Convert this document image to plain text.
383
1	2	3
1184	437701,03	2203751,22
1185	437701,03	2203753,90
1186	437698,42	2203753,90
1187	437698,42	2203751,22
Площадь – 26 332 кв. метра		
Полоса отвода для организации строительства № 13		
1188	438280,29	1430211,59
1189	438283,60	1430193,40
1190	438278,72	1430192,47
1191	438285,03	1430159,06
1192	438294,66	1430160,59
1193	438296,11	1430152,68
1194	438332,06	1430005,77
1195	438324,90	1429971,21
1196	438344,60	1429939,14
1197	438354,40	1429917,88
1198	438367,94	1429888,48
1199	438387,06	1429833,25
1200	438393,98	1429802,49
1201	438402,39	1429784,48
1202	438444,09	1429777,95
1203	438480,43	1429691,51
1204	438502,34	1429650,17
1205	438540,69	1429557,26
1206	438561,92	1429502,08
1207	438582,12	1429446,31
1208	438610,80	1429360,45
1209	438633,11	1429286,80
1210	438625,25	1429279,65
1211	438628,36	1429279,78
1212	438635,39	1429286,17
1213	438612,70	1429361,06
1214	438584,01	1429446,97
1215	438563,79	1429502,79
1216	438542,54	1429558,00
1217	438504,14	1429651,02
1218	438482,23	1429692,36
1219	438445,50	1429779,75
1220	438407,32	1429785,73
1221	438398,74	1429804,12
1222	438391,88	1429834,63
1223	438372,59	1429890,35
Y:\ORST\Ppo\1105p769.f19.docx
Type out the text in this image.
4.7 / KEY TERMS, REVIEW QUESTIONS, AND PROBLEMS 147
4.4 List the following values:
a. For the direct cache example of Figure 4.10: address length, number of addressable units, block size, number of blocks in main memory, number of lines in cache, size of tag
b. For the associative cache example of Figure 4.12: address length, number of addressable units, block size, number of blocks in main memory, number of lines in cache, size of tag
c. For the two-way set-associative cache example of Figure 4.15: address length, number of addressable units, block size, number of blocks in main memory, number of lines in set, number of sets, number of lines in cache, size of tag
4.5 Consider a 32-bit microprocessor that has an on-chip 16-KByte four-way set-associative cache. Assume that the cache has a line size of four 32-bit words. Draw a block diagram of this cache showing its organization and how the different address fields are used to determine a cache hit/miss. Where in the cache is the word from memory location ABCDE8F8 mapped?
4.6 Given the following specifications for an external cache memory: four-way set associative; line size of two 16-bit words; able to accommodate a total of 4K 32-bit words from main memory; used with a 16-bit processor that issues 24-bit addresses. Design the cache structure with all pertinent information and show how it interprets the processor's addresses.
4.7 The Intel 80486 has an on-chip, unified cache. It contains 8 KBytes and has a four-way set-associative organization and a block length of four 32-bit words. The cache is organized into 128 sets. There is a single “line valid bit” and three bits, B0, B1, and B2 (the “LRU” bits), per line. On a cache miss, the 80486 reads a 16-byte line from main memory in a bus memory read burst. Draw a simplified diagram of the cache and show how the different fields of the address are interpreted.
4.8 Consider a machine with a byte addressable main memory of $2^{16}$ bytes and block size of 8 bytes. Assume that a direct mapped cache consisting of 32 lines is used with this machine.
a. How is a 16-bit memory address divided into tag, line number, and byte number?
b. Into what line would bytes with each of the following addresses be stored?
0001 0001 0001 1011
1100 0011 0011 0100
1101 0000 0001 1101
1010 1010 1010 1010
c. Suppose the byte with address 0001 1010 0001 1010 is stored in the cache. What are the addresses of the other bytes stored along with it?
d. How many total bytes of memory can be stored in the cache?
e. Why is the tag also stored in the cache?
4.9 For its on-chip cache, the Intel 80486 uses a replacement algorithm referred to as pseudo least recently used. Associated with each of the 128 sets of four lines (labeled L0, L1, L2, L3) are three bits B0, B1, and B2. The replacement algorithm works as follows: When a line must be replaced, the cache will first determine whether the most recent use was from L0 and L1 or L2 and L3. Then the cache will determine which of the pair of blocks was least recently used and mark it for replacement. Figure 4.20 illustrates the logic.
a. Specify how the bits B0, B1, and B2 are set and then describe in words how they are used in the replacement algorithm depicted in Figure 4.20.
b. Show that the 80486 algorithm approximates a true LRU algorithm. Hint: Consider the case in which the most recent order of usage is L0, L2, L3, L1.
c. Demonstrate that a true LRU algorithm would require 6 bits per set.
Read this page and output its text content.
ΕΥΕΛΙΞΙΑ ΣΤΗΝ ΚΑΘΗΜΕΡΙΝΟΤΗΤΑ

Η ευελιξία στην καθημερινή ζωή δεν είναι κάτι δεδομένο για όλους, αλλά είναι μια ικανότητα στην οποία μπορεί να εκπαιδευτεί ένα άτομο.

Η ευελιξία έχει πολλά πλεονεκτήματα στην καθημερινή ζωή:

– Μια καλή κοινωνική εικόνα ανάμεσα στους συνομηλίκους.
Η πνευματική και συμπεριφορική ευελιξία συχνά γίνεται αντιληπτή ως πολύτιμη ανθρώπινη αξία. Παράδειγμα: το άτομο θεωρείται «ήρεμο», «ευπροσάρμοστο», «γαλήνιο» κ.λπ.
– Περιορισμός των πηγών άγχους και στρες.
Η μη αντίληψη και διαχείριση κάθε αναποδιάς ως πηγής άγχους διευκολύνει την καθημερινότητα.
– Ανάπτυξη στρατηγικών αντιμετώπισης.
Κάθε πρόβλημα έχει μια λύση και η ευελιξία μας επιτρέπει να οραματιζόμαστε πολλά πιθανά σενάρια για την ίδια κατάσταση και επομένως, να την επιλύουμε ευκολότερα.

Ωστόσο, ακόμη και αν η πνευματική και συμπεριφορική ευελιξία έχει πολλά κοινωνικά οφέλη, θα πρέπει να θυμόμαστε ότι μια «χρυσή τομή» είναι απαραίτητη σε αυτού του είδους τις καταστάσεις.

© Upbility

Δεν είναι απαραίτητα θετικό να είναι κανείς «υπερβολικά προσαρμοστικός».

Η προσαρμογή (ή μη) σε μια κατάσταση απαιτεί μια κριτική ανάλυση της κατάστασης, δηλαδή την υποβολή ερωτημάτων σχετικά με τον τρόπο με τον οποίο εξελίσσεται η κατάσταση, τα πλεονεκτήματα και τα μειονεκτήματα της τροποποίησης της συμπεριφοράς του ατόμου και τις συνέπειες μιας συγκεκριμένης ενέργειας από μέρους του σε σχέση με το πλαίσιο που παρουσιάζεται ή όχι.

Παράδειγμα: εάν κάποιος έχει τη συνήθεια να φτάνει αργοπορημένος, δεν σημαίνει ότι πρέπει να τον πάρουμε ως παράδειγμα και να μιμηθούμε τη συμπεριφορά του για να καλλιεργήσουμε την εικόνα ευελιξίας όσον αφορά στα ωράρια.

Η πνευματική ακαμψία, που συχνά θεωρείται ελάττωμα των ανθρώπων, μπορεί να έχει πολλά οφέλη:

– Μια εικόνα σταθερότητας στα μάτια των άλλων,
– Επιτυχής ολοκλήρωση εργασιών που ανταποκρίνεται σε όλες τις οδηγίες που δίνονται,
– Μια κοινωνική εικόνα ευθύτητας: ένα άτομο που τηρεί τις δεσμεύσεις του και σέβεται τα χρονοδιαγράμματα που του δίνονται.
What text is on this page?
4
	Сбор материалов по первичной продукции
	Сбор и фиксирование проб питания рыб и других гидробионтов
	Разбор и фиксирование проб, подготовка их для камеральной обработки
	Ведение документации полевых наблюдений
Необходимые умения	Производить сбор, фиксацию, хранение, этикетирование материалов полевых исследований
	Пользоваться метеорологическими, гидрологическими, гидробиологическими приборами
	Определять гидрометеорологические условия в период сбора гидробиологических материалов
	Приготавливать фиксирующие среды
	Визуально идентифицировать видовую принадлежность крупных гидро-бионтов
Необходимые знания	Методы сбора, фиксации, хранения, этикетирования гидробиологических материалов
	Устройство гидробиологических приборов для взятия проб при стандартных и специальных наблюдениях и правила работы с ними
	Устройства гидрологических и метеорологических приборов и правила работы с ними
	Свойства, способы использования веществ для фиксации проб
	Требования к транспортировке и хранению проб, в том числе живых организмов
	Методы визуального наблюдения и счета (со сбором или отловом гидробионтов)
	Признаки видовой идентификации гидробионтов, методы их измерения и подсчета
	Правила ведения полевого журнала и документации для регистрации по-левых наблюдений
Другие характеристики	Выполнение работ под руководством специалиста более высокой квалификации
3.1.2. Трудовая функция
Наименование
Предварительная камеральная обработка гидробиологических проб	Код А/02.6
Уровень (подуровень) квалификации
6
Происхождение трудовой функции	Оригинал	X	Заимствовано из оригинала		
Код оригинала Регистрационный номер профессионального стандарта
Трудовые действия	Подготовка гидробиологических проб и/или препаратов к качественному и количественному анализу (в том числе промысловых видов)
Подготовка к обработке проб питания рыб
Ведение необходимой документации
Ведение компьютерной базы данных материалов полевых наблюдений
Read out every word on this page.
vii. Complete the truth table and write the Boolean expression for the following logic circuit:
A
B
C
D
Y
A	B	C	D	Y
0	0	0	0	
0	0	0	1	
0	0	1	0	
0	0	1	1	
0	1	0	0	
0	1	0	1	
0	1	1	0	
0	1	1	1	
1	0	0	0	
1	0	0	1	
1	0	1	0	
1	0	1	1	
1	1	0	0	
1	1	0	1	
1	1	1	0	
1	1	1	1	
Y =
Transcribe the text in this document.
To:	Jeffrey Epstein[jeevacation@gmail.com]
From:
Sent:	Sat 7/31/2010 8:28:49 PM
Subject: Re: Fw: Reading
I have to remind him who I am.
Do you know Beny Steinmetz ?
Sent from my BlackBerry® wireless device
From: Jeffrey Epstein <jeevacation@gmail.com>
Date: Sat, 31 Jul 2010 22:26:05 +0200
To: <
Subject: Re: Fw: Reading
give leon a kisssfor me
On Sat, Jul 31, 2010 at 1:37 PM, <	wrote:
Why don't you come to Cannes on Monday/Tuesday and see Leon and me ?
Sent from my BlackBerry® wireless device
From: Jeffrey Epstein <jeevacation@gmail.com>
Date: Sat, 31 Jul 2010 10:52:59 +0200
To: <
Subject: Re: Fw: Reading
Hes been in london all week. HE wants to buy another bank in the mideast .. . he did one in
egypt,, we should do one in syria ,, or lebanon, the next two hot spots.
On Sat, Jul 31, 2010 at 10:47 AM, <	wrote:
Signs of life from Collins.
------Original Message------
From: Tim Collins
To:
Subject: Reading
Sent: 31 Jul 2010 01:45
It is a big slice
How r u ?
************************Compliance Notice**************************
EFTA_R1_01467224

GIVEN INSTRUCTION
Copy out every line in the listing where the word "οφέλη" appears.

RESULT OF THE EXERCISE
Ωστόσο, ακόμη και αν η πνευματική και συμπεριφορική ευελιξία έχει πολλά κοινωνικά οφέλη, θα πρέπει να θυμόμαστε ότι μια «χρυσή τομή» είναι απαραίτητη σε αυτού του είδους τις καταστάσεις.
Η πνευματική ακαμψία, που συχνά θεωρείται ελάττωμα των ανθρώπων, μπορεί να έχει πολλά οφέλη:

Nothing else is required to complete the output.